(Element-and-box listings)
★ ★ ★ ★
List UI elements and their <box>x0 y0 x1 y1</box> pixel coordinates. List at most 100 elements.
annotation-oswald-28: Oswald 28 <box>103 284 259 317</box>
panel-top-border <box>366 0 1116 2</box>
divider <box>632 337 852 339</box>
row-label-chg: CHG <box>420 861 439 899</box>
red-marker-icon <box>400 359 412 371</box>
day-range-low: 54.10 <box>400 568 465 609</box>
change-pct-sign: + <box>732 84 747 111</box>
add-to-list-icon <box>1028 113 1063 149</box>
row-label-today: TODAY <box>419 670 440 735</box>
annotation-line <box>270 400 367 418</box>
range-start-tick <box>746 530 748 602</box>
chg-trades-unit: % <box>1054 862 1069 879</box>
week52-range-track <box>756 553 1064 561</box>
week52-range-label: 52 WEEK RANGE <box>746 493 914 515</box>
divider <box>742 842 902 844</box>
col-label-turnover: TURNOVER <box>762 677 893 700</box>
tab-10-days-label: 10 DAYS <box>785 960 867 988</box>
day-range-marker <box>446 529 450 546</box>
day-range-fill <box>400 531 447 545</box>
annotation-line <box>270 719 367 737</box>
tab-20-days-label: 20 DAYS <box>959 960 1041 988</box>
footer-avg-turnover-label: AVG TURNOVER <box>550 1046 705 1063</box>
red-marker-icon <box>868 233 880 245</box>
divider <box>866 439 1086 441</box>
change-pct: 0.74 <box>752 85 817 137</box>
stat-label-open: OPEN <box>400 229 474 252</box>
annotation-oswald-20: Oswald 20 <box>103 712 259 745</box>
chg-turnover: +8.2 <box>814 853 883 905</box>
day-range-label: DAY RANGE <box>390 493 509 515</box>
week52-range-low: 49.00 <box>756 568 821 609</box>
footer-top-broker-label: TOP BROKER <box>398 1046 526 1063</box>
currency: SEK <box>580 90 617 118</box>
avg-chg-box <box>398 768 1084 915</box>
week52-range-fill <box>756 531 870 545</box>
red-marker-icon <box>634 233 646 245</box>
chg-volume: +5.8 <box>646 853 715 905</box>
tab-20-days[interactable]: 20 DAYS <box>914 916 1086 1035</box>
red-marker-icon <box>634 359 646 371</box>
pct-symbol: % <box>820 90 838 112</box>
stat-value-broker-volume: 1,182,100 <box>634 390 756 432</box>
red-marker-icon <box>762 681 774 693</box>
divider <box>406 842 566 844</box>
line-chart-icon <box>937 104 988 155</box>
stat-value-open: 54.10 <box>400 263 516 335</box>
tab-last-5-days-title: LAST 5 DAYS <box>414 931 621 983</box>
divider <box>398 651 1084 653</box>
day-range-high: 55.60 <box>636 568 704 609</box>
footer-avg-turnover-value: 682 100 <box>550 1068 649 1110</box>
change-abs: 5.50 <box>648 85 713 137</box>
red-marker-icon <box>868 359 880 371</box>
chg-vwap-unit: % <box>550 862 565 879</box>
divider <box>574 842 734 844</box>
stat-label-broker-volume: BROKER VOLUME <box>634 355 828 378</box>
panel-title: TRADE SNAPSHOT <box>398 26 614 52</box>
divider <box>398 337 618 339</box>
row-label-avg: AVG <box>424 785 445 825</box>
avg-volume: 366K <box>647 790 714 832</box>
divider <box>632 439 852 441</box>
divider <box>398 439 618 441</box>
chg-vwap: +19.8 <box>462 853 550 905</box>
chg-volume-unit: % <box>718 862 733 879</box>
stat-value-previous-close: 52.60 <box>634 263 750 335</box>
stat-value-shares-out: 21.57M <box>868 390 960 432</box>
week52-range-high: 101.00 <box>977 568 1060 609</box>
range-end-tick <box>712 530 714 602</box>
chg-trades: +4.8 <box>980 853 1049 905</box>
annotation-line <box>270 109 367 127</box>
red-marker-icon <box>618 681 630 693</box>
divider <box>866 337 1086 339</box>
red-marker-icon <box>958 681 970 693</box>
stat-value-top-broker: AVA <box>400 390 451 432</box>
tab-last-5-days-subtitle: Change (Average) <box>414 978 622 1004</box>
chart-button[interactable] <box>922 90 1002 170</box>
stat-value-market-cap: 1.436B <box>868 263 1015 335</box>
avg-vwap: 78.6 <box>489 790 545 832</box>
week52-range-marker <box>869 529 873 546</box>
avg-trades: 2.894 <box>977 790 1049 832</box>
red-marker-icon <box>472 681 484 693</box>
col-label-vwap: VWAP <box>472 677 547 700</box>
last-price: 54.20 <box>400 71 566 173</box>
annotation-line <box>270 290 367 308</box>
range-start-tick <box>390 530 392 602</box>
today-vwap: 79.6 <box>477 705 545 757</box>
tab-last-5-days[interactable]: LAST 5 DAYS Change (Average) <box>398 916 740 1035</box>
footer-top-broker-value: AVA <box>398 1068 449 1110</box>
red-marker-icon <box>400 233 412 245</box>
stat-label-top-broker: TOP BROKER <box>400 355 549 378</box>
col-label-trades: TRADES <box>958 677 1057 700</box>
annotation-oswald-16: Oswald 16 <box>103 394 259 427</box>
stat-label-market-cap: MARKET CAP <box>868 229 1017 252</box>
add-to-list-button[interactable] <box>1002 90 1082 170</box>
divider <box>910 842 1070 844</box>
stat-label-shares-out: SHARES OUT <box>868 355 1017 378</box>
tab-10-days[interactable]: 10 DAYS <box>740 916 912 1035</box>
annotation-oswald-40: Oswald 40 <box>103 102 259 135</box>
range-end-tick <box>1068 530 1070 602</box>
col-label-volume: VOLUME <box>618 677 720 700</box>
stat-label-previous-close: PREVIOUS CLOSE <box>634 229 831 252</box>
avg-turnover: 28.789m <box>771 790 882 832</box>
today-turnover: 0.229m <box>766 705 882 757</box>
★ ★ ★ ★
To do =
Copy out every line above word for word, with nothing changed.

Solution to the problem =
List UI elements and their <box>x0 y0 x1 y1</box> pixel coordinates. List at most 100 elements.
annotation-oswald-28: Oswald 28 <box>103 284 259 317</box>
panel-top-border <box>366 0 1116 2</box>
divider <box>632 337 852 339</box>
row-label-chg: CHG <box>420 861 439 899</box>
red-marker-icon <box>400 359 412 371</box>
day-range-low: 54.10 <box>400 568 465 609</box>
change-pct-sign: + <box>732 84 747 111</box>
add-to-list-icon <box>1028 113 1063 149</box>
row-label-today: TODAY <box>419 670 440 735</box>
annotation-line <box>270 400 367 418</box>
range-start-tick <box>746 530 748 602</box>
chg-trades-unit: % <box>1054 862 1069 879</box>
week52-range-track <box>756 553 1064 561</box>
week52-range-label: 52 WEEK RANGE <box>746 493 914 515</box>
divider <box>742 842 902 844</box>
col-label-turnover: TURNOVER <box>762 677 893 700</box>
tab-10-days-label: 10 DAYS <box>785 960 867 988</box>
day-range-marker <box>446 529 450 546</box>
day-range-fill <box>400 531 447 545</box>
annotation-line <box>270 719 367 737</box>
tab-20-days-label: 20 DAYS <box>959 960 1041 988</box>
footer-avg-turnover-label: AVG TURNOVER <box>550 1046 705 1063</box>
red-marker-icon <box>868 233 880 245</box>
divider <box>866 439 1086 441</box>
change-pct: 0.74 <box>752 85 817 137</box>
stat-label-open: OPEN <box>400 229 474 252</box>
annotation-oswald-20: Oswald 20 <box>103 712 259 745</box>
chg-turnover: +8.2 <box>814 853 883 905</box>
day-range-label: DAY RANGE <box>390 493 509 515</box>
week52-range-low: 49.00 <box>756 568 821 609</box>
footer-top-broker-label: TOP BROKER <box>398 1046 526 1063</box>
currency: SEK <box>580 90 617 118</box>
avg-chg-box <box>398 768 1084 915</box>
week52-range-fill <box>756 531 870 545</box>
red-marker-icon <box>634 233 646 245</box>
chg-volume: +5.8 <box>646 853 715 905</box>
tab-20-days[interactable]: 20 DAYS <box>914 916 1086 1035</box>
red-marker-icon <box>634 359 646 371</box>
pct-symbol: % <box>820 90 838 112</box>
stat-value-broker-volume: 1,182,100 <box>634 390 756 432</box>
red-marker-icon <box>762 681 774 693</box>
divider <box>406 842 566 844</box>
line-chart-icon <box>937 104 988 155</box>
stat-value-open: 54.10 <box>400 263 516 335</box>
tab-last-5-days-title: LAST 5 DAYS <box>414 931 621 983</box>
divider <box>398 651 1084 653</box>
day-range-high: 55.60 <box>636 568 704 609</box>
footer-avg-turnover-value: 682 100 <box>550 1068 649 1110</box>
change-abs: 5.50 <box>648 85 713 137</box>
red-marker-icon <box>868 359 880 371</box>
chg-vwap-unit: % <box>550 862 565 879</box>
divider <box>574 842 734 844</box>
stat-label-broker-volume: BROKER VOLUME <box>634 355 828 378</box>
panel-title: TRADE SNAPSHOT <box>398 26 614 52</box>
divider <box>398 337 618 339</box>
row-label-avg: AVG <box>424 785 445 825</box>
avg-volume: 366K <box>647 790 714 832</box>
divider <box>632 439 852 441</box>
divider <box>398 439 618 441</box>
chg-vwap: +19.8 <box>462 853 550 905</box>
chg-volume-unit: % <box>718 862 733 879</box>
stat-value-previous-close: 52.60 <box>634 263 750 335</box>
stat-value-shares-out: 21.57M <box>868 390 960 432</box>
week52-range-high: 101.00 <box>977 568 1060 609</box>
range-end-tick <box>712 530 714 602</box>
chg-trades: +4.8 <box>980 853 1049 905</box>
annotation-line <box>270 109 367 127</box>
red-marker-icon <box>618 681 630 693</box>
divider <box>866 337 1086 339</box>
red-marker-icon <box>958 681 970 693</box>
stat-value-top-broker: AVA <box>400 390 451 432</box>
tab-last-5-days-subtitle: Change (Average) <box>414 978 622 1004</box>
chart-button[interactable] <box>922 90 1002 170</box>
stat-value-market-cap: 1.436B <box>868 263 1015 335</box>
avg-vwap: 78.6 <box>489 790 545 832</box>
week52-range-marker <box>869 529 873 546</box>
avg-trades: 2.894 <box>977 790 1049 832</box>
red-marker-icon <box>472 681 484 693</box>
col-label-vwap: VWAP <box>472 677 547 700</box>
last-price: 54.20 <box>400 71 566 173</box>
annotation-line <box>270 290 367 308</box>
range-start-tick <box>390 530 392 602</box>
today-vwap: 79.6 <box>477 705 545 757</box>
tab-last-5-days[interactable]: LAST 5 DAYS Change (Average) <box>398 916 740 1035</box>
footer-top-broker-value: AVA <box>398 1068 449 1110</box>
red-marker-icon <box>400 233 412 245</box>
stat-label-top-broker: TOP BROKER <box>400 355 549 378</box>
col-label-trades: TRADES <box>958 677 1057 700</box>
annotation-oswald-16: Oswald 16 <box>103 394 259 427</box>
stat-label-market-cap: MARKET CAP <box>868 229 1017 252</box>
add-to-list-button[interactable] <box>1002 90 1082 170</box>
divider <box>910 842 1070 844</box>
stat-label-shares-out: SHARES OUT <box>868 355 1017 378</box>
tab-10-days[interactable]: 10 DAYS <box>740 916 912 1035</box>
annotation-oswald-40: Oswald 40 <box>103 102 259 135</box>
range-end-tick <box>1068 530 1070 602</box>
col-label-volume: VOLUME <box>618 677 720 700</box>
stat-label-previous-close: PREVIOUS CLOSE <box>634 229 831 252</box>
avg-turnover: 28.789m <box>771 790 882 832</box>
today-turnover: 0.229m <box>766 705 882 757</box>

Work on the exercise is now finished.